Stated exercise: All lines from the line containing "Enumerate this screenshot's" up to and including the last line of the listing below should be echoed exactly; no other lines belong in the response.

Stored data:
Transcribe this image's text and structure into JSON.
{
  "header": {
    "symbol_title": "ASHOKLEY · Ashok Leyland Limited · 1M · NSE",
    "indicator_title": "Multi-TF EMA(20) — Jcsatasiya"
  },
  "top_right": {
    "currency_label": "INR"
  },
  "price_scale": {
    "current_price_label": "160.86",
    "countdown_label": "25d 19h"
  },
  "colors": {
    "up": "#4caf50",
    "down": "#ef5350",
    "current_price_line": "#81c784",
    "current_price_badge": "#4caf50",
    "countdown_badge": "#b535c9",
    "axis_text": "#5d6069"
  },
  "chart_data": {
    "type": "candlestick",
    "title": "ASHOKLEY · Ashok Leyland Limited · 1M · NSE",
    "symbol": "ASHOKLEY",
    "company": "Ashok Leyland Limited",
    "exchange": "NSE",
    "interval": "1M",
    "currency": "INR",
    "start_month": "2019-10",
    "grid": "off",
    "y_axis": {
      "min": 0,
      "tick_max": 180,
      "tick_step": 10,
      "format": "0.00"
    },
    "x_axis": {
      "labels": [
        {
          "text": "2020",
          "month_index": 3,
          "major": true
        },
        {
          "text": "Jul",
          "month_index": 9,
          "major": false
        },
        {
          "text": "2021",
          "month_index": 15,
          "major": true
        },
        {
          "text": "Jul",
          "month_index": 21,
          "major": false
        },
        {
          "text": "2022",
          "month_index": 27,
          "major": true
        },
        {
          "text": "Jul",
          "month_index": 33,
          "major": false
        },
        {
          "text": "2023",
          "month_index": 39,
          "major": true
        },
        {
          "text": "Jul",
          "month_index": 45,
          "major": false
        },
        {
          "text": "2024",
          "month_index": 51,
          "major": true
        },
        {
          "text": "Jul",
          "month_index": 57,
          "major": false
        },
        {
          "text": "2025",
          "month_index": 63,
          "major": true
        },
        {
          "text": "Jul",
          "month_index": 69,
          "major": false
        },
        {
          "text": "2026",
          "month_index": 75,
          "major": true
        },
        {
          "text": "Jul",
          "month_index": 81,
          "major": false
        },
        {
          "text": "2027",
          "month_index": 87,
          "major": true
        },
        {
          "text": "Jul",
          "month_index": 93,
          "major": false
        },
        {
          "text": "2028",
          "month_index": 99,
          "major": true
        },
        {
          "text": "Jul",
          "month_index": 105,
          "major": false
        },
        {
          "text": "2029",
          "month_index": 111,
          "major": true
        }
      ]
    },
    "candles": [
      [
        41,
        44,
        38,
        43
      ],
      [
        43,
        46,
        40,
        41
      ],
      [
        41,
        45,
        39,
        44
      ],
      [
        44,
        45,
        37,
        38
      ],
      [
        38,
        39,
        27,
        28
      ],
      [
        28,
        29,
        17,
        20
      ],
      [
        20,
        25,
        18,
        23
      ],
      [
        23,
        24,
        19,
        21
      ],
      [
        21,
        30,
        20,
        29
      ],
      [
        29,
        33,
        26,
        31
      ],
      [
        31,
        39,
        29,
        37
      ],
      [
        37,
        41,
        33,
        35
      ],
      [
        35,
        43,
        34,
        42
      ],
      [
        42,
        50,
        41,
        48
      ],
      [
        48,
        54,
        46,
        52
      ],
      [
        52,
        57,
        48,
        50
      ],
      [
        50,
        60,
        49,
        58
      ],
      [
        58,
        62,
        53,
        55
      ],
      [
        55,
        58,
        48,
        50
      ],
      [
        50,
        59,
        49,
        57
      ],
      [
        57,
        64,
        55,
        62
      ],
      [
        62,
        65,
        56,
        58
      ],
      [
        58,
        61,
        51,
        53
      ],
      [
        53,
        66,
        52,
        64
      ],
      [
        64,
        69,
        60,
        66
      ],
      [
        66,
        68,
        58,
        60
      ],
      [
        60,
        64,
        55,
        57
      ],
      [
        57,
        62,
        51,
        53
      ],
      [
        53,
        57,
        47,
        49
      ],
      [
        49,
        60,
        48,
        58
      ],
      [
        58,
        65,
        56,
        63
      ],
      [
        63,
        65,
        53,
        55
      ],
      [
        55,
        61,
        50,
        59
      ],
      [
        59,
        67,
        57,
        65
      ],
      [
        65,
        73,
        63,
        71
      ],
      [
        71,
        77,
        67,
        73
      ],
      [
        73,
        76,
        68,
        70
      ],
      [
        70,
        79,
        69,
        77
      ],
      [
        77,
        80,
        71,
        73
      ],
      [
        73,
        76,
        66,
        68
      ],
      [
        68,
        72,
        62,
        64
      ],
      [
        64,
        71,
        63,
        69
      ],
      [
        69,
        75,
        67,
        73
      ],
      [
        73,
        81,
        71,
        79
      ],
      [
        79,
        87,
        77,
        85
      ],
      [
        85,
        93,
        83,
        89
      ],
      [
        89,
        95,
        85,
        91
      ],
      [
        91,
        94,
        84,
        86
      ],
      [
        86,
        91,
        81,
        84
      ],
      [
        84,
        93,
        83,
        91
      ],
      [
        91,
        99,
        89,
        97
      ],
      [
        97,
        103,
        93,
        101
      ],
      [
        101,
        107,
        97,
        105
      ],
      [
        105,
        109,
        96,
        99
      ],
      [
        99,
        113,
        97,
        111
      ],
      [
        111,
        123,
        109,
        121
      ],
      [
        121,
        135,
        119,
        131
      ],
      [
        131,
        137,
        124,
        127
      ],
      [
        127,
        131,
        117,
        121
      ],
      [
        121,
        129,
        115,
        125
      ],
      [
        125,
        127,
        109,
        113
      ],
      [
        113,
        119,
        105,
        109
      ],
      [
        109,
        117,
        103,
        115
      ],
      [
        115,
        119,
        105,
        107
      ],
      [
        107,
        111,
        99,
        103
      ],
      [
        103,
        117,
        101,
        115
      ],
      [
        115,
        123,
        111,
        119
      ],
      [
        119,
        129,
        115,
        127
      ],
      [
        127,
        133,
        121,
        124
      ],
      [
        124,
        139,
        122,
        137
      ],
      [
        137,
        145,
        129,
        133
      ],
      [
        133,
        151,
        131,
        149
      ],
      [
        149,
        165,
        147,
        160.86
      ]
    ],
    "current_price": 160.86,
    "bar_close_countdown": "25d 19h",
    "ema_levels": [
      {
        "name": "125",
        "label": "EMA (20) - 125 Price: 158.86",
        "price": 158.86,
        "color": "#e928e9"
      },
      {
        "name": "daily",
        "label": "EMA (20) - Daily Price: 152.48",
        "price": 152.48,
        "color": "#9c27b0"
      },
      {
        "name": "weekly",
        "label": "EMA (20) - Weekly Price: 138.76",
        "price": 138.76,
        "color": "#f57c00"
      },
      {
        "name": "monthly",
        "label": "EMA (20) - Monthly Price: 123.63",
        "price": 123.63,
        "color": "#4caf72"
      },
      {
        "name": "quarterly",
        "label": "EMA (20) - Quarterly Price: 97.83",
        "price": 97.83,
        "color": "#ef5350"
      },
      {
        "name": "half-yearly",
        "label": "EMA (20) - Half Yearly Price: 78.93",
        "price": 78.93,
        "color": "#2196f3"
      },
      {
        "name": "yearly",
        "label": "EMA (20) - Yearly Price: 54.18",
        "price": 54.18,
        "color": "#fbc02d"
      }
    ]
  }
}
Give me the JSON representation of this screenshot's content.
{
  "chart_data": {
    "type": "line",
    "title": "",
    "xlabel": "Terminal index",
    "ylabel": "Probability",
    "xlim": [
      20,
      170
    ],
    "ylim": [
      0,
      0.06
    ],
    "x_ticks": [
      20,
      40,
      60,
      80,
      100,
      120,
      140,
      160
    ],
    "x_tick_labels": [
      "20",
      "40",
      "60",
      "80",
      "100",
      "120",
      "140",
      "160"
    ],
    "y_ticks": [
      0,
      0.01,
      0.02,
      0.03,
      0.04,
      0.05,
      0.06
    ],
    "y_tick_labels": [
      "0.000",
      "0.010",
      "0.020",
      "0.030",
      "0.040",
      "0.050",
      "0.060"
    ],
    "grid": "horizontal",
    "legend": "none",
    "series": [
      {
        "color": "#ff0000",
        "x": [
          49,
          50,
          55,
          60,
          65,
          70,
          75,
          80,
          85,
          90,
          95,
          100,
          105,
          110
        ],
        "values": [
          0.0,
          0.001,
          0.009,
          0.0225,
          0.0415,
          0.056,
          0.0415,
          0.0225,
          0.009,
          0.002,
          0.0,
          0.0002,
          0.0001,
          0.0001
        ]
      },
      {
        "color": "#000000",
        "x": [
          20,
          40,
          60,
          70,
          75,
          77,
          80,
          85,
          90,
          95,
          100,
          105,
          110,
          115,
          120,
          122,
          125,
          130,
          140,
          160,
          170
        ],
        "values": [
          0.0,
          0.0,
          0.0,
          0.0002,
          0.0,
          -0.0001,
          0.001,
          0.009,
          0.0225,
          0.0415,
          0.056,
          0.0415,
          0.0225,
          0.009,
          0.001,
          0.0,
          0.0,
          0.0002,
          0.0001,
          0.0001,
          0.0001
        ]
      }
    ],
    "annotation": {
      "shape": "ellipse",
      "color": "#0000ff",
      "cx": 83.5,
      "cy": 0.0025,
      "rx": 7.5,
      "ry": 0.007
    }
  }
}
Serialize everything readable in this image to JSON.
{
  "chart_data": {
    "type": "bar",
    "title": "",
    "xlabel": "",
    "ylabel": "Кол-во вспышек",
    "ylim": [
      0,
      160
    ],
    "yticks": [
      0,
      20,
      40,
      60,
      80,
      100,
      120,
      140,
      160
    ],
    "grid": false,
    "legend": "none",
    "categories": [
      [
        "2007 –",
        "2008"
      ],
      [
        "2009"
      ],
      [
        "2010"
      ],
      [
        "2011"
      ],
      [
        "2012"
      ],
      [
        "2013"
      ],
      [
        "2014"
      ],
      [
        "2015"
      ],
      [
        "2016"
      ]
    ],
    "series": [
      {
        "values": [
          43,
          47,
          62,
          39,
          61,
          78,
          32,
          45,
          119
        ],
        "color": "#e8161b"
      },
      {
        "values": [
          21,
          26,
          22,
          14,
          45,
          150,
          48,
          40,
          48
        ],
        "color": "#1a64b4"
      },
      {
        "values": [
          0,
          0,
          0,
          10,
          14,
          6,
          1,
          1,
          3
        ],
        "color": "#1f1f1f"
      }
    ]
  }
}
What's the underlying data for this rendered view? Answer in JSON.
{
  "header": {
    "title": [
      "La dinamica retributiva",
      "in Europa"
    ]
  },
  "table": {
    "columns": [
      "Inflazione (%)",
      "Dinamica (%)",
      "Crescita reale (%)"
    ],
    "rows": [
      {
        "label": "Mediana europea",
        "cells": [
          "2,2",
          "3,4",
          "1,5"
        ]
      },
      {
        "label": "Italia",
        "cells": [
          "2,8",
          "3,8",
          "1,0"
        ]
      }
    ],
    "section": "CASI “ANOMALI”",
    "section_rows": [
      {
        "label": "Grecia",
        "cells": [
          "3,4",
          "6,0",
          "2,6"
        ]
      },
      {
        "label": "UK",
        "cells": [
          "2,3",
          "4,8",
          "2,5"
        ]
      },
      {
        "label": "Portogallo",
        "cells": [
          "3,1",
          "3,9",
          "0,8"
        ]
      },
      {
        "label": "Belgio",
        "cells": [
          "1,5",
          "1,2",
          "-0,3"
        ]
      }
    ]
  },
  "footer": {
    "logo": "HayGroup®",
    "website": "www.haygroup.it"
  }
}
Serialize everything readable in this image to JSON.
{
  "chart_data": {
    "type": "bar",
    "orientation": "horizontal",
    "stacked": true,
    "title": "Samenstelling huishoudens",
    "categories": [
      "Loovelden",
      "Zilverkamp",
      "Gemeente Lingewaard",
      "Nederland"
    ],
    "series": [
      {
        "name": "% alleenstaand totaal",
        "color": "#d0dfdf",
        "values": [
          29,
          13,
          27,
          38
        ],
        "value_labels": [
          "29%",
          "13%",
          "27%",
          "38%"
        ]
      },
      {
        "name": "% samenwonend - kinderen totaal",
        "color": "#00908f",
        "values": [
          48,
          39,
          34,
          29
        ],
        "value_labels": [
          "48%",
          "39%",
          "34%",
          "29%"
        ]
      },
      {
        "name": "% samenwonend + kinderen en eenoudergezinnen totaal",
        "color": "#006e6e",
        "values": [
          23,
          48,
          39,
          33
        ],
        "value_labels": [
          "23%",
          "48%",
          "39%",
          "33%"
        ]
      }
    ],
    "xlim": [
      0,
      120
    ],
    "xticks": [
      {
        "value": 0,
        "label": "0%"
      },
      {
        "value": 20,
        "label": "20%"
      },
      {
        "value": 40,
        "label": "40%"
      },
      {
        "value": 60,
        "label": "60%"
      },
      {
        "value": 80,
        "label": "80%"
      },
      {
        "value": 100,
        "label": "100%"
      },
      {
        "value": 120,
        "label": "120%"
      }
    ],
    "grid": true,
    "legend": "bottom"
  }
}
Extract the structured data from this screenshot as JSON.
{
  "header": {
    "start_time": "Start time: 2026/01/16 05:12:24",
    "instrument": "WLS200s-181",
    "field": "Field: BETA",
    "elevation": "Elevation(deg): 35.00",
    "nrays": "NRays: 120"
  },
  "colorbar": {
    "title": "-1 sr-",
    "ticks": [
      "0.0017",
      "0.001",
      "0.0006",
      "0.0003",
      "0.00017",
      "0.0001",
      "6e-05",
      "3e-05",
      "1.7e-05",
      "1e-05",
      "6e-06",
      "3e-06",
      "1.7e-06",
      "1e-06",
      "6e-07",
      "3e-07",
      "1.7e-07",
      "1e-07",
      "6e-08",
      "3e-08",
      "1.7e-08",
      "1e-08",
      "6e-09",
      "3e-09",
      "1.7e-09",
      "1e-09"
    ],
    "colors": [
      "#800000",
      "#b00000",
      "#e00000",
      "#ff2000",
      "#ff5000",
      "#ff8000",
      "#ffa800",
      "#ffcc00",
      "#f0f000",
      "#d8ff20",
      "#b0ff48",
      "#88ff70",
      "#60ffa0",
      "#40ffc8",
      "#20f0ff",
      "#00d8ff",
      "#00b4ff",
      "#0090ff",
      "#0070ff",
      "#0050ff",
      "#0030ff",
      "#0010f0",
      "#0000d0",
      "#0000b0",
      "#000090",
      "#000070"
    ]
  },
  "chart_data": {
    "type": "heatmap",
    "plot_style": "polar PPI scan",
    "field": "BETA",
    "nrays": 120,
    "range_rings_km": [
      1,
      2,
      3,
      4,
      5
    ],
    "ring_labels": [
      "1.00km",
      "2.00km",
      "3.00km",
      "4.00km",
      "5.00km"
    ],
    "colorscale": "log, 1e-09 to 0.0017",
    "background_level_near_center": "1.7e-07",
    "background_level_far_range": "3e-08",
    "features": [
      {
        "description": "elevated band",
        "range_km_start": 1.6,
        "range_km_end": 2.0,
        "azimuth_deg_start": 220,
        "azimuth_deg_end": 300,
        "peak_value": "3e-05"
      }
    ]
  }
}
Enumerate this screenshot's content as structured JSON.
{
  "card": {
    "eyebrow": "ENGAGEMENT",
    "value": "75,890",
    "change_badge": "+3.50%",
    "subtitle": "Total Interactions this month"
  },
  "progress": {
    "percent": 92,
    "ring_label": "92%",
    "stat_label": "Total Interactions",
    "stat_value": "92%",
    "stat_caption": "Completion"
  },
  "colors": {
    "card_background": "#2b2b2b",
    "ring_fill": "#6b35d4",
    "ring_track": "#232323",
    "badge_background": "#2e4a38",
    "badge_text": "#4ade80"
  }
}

Answer below:
Enumerate this screenshot's content as structured JSON.
{
  "card": {
    "eyebrow": "ENGAGEMENT",
    "value": "75,890",
    "change_badge": "+3.50%",
    "subtitle": "Total Interactions this month"
  },
  "progress": {
    "percent": 92,
    "ring_label": "92%",
    "stat_label": "Total Interactions",
    "stat_value": "92%",
    "stat_caption": "Completion"
  },
  "colors": {
    "card_background": "#2b2b2b",
    "ring_fill": "#6b35d4",
    "ring_track": "#232323",
    "badge_background": "#2e4a38",
    "badge_text": "#4ade80"
  }
}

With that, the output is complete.